» **REQUEST**:
Extract each line containing the string "Constructing".

» **RECORDED INFORMATION**:
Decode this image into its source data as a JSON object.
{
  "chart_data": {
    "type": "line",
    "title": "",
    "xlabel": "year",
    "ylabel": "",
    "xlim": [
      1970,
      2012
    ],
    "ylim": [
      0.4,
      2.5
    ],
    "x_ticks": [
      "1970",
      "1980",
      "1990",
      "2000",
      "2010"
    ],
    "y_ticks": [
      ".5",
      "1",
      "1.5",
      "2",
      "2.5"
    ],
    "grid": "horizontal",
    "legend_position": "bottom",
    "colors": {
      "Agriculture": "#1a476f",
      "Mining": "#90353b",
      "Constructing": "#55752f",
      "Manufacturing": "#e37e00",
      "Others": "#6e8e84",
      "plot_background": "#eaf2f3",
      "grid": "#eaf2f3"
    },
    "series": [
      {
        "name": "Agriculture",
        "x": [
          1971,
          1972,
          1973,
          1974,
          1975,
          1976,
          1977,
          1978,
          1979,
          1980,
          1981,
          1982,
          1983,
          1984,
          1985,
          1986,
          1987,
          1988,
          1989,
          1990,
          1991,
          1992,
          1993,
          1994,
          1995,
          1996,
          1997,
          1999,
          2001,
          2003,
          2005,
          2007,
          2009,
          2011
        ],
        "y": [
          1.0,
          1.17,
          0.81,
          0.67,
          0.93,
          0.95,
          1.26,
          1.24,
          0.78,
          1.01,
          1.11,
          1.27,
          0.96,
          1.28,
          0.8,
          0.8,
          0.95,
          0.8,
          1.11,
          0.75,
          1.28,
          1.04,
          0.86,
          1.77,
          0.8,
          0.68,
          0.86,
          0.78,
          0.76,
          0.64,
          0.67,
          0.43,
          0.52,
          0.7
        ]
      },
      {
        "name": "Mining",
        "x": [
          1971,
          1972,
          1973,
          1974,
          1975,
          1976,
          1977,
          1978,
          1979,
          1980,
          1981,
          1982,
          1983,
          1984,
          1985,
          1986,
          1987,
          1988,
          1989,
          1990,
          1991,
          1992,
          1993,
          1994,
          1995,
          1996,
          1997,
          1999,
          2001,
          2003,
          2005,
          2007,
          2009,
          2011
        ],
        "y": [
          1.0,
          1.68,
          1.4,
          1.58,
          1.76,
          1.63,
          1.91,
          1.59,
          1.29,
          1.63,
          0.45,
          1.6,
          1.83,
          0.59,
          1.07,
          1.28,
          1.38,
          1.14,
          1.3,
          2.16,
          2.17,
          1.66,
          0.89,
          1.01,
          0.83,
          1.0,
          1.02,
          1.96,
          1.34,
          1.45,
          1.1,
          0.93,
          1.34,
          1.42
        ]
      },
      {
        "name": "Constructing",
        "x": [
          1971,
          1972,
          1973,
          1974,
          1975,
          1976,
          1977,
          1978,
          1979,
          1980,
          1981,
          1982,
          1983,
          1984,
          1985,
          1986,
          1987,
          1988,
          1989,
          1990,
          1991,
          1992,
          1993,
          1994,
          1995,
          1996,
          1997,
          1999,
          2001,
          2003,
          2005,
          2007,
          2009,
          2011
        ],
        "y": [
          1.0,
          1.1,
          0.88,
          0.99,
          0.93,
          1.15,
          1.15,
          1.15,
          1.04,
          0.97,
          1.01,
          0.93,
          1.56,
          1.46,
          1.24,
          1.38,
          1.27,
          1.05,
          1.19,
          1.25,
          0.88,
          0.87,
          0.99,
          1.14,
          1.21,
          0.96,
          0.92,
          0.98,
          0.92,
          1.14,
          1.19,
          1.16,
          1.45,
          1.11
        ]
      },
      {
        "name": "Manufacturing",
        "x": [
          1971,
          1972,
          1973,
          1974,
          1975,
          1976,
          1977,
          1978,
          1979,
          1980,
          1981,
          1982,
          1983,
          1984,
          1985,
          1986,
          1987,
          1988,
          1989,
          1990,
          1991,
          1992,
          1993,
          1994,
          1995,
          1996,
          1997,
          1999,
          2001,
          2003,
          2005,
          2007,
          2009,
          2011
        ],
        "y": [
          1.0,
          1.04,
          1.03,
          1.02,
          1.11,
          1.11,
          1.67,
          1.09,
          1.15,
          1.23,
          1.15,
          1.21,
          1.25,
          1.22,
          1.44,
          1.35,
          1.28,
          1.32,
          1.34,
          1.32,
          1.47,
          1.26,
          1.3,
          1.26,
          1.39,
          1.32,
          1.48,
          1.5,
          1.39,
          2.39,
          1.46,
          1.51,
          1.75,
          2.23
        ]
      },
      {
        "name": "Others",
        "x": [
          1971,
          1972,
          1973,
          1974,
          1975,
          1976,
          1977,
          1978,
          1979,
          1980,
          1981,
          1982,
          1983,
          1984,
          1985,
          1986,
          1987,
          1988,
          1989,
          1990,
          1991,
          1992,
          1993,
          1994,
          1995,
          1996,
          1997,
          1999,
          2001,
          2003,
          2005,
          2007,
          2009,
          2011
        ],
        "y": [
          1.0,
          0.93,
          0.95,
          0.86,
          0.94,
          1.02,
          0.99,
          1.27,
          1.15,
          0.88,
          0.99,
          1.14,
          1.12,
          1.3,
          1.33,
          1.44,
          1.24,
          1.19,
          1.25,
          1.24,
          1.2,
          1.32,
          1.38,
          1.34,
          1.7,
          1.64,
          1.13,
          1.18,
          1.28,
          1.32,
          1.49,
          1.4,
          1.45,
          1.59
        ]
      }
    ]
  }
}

» **ANSWER FOR THE TASK**:
      "Constructing": "#55752f",
        "name": "Constructing",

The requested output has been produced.